▸ **DOCUMENT EXTRACT**:
+++++

Washington said his approach is simple: come in with a good attitude and a commitment, take care of the fundamentals, be prepared, and let the talent do the rest. He believes in players, and he instills in players a belief in themselves. "I'm good at communicating with players because I was one," Washington said. "I'll always be a player at heart."
As refreshingly authentic and unpretentious as Washington is, don't mistake it for a lack of self-confidence. He noted that the last thing he said during his first interview with Texas -- which he said got off to a great start because of the class Daniels showed by personally picking him up from the airport -- was this: "You've really impressed me. And I damn sure know I've impressed you."
Daniels said that he made countless calls around the league during the interview process to try and find someone who would give him pause about hiring Washington, someone who might point out a negative, even a small one, that Daniels ought to factor into the decision process. He never found that person, never heard a negative.
Does Washington's arrival mean Texas now has a shot at Barry Zito? "Don't know," Washington said, adding with more honesty than you'd expect, "I haven't really thought about that." How about you, Mr. Daniels? "Free agents and trades aren't something we've discussed yet. Until a couple hours ago, Ron was still in the green and gold."
More Washington honesty, when asked how he plans to handle the Rangers' pitching staff: "I don't know much about handling pitchers, but I know I sure could hit them." He admitted that he will lean heavily on Mark Connor, who is staying aboard as pitching coach (and on Jaramillo, who remains as hitting coach).
And he wants to lean heavily on Howe, who was hired by Philadelphia just three weeks ago as a third base coach and infield instructor. Clearly, Howe's name wasn't going to be part of yesterday's press conference before Washington mentioned it, but Daniels confirmed that he's received permission from the Phillies to talk to Howe and that the former A's manager will be in town today for that purpose. Daniels intends to make a decision on Howe quickly.
It seems like an inevitability at this point. Howe, whose first coaching gig was on Bobby Valentine's Rangers staff in 1985, managed Washington in his last big league season (1989 in Houston) and managed six Oakland clubs with Washington on his staff. He seems perfect for this job: a steady, veteran big league manager with no ego, and a history and trust level with Washington.
As for the rest of the staff, there's less predictability. Connor and Jaramillo stay, and bullpen coach Dom Chiti evidently stays, but while Daniels said he'd like Wakamatsu to stay (if he doesn't get the Oakland managerial post), the fact is that if Howe is hired as bench coach then Wakamatsu would be asked not only to work for a man who beat him out for the job he wanted, but apparently to do so in a role of less stature than the one he's had here for four years.

+++++

▸ **DATASET EXTRACT**:
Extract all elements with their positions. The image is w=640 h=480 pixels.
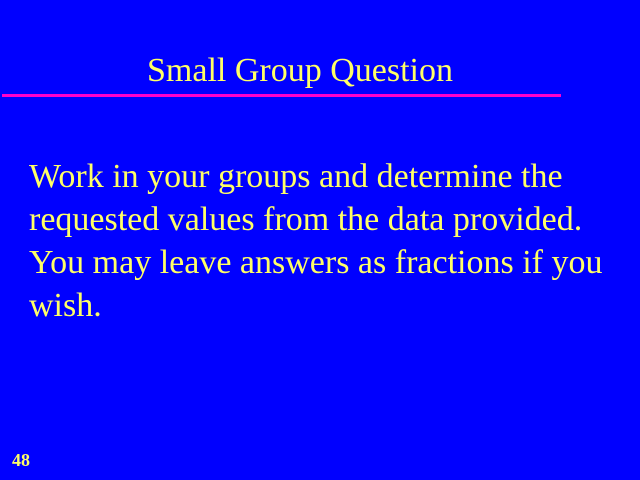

+++++

▸ **GIVEN REQUEST 1**: In the text about the Rangers' new manager, who is staying on as pitching coach?
▸ **GIVEN REQUEST 2**: Copy the stretch of the Rangers manager text from "It seems like" through "level with Washington.", renaming "big league" to "major league" everywhere it occurs.

▸ **EXERCISE RESPONSE 1**: Mark Connor

▸ **EXERCISE RESPONSE 2**:
It seems like an inevitability at this point. Howe, whose first coaching gig was on Bobby Valentine's Rangers staff in 1985, managed Washington in his last major league season (1989 in Houston) and managed six Oakland clubs with Washington on his staff. He seems perfect for this job: a steady, veteran major league manager with no ego, and a history and trust level with Washington.